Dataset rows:
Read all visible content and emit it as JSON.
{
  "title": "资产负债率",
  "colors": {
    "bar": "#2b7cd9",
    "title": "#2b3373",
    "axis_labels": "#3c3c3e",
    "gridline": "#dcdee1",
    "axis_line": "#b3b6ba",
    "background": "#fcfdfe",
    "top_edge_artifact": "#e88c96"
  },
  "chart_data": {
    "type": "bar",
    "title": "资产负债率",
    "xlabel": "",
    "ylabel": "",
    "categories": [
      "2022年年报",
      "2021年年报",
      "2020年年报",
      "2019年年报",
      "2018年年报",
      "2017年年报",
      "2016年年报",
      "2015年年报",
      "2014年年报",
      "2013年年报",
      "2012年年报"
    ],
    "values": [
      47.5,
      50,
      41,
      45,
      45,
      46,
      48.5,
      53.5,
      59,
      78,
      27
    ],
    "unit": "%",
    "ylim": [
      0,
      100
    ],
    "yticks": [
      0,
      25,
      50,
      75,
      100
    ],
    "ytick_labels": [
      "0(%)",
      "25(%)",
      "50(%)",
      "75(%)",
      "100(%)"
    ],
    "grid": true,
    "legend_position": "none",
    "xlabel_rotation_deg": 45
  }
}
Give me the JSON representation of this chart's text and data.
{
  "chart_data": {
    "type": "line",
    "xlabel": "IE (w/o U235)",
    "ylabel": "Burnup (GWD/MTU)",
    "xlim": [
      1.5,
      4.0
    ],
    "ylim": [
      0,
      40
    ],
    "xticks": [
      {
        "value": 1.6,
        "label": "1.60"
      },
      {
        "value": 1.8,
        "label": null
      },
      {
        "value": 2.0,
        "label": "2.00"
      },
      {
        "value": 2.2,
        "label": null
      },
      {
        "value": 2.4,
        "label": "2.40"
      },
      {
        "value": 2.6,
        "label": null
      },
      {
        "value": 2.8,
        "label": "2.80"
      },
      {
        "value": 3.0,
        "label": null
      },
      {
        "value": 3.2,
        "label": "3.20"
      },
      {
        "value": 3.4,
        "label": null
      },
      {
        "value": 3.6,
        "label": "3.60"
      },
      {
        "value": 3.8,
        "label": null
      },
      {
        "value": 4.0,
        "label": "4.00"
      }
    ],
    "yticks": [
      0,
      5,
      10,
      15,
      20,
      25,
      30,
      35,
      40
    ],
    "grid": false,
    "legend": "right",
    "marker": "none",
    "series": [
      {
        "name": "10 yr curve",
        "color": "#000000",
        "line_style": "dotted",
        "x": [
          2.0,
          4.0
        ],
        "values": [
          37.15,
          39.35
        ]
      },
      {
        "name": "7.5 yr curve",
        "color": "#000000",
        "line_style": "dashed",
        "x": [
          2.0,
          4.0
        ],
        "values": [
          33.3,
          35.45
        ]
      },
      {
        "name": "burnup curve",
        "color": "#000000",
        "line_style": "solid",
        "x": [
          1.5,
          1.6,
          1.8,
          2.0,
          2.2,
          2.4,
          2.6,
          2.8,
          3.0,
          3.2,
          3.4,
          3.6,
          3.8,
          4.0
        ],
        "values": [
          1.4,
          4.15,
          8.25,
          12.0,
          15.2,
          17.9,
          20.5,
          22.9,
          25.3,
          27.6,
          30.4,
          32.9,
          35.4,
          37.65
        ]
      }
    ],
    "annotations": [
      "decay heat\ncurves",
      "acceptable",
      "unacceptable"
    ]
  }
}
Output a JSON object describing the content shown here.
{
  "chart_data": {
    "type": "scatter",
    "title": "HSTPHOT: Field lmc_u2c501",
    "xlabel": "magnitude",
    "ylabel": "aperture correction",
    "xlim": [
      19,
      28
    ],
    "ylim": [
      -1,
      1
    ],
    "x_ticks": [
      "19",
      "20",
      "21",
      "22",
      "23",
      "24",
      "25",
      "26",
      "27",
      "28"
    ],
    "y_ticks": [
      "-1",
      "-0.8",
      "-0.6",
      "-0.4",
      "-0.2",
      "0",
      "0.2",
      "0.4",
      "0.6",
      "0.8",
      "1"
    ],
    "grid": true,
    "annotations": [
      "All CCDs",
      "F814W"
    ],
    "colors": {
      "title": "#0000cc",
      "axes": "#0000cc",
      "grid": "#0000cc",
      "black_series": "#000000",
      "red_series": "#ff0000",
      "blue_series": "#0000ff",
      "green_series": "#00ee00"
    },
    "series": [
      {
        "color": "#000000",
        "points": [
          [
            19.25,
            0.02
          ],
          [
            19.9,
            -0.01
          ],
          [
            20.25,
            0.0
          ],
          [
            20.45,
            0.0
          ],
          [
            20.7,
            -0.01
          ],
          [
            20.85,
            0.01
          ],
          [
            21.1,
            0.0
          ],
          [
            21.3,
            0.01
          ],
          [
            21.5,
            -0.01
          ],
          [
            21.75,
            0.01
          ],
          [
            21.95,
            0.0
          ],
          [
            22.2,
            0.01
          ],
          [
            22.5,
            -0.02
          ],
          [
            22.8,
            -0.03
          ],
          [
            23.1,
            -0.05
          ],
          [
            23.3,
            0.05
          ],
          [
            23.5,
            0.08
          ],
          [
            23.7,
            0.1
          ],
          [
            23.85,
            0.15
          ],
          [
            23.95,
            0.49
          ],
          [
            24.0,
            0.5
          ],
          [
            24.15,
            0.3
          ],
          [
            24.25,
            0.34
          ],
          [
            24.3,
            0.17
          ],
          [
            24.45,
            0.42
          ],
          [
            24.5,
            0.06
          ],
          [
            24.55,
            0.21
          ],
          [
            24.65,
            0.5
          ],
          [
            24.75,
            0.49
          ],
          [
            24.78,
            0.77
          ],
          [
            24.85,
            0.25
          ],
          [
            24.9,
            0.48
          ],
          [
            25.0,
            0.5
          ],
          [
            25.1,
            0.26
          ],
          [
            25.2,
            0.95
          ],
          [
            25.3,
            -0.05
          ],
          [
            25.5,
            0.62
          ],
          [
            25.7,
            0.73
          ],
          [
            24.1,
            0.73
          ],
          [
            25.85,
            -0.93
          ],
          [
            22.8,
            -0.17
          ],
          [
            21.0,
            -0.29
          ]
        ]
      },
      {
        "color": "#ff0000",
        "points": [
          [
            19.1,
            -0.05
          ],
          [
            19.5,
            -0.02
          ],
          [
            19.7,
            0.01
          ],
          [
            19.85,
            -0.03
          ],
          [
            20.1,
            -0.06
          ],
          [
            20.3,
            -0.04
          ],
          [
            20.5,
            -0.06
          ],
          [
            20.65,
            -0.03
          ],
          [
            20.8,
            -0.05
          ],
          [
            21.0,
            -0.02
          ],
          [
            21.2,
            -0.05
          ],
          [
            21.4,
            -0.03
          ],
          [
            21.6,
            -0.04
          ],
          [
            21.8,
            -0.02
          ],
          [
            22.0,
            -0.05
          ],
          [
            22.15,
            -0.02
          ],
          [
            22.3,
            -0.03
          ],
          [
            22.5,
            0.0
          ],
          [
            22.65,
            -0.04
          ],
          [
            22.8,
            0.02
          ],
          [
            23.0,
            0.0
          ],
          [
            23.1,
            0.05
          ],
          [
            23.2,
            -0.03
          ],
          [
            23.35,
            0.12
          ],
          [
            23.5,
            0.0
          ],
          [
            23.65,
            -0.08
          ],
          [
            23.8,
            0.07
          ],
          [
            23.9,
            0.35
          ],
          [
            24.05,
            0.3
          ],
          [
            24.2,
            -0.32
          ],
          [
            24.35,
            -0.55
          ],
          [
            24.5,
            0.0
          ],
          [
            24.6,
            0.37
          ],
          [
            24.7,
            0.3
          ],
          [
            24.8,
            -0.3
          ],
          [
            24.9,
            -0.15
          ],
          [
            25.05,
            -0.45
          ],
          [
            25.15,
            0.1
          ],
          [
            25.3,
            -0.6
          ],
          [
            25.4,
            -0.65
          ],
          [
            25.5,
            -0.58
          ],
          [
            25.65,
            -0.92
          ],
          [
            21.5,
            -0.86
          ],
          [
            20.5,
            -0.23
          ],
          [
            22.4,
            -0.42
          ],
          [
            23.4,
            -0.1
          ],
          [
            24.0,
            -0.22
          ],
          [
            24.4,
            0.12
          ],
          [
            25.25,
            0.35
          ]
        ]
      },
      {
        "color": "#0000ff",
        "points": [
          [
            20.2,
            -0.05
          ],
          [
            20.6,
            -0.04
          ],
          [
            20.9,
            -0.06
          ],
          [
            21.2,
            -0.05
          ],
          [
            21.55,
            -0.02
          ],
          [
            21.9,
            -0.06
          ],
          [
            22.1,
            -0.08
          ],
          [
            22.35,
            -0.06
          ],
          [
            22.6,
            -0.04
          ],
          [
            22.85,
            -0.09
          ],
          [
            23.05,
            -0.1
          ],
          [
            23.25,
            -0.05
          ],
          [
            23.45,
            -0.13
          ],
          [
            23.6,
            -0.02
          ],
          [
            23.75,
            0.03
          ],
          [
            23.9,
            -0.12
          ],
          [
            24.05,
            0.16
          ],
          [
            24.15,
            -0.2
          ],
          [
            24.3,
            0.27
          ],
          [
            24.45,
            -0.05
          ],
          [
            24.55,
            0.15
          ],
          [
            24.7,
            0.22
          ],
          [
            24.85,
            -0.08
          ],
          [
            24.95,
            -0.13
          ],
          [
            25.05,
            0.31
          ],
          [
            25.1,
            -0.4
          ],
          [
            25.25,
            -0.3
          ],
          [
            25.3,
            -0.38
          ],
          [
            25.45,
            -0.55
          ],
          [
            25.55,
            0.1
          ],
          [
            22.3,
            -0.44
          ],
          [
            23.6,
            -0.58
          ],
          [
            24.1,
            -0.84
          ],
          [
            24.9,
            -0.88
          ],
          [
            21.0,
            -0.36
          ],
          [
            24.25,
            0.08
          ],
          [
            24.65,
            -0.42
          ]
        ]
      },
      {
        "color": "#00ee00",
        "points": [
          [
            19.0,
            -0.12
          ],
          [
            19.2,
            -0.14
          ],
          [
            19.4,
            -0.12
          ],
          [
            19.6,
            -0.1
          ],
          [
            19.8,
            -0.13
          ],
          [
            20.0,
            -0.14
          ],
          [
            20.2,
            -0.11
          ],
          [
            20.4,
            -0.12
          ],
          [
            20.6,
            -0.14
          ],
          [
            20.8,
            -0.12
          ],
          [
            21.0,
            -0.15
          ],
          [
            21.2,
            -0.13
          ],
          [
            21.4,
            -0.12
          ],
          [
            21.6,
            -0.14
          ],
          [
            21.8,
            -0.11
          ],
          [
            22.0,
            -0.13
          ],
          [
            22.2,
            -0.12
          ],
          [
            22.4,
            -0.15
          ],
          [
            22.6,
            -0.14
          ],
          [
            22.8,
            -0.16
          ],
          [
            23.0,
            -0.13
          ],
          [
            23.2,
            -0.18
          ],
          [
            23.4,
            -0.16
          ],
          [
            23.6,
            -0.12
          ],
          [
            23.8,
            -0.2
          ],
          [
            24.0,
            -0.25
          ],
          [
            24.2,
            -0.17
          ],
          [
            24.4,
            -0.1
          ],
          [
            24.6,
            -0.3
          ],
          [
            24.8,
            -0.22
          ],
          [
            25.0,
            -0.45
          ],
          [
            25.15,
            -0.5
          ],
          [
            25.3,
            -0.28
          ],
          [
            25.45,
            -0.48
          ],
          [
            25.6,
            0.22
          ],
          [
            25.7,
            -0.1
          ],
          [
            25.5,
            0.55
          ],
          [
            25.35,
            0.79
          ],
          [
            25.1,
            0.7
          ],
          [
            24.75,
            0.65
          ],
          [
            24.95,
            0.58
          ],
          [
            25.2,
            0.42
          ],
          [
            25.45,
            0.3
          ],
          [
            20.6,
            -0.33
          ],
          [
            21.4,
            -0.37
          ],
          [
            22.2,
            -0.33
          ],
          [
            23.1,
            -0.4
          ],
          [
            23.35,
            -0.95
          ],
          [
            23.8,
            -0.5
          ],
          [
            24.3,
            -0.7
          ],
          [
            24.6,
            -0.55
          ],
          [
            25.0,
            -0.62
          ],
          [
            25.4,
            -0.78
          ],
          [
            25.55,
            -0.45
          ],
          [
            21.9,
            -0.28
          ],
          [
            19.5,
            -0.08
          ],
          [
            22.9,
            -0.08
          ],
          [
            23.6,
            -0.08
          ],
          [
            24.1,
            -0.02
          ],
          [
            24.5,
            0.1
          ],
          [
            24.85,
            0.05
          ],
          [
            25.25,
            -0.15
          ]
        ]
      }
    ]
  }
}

◆ WHAT YOU NEED TO DO ◆
Search the lines above for the string "ylabel" and copy each line that has it.

◆ EXERCISE RESPONSE ◆
    "ylabel": "",
    "ylabel": "Burnup (GWD/MTU)",
    "ylabel": "aperture correction",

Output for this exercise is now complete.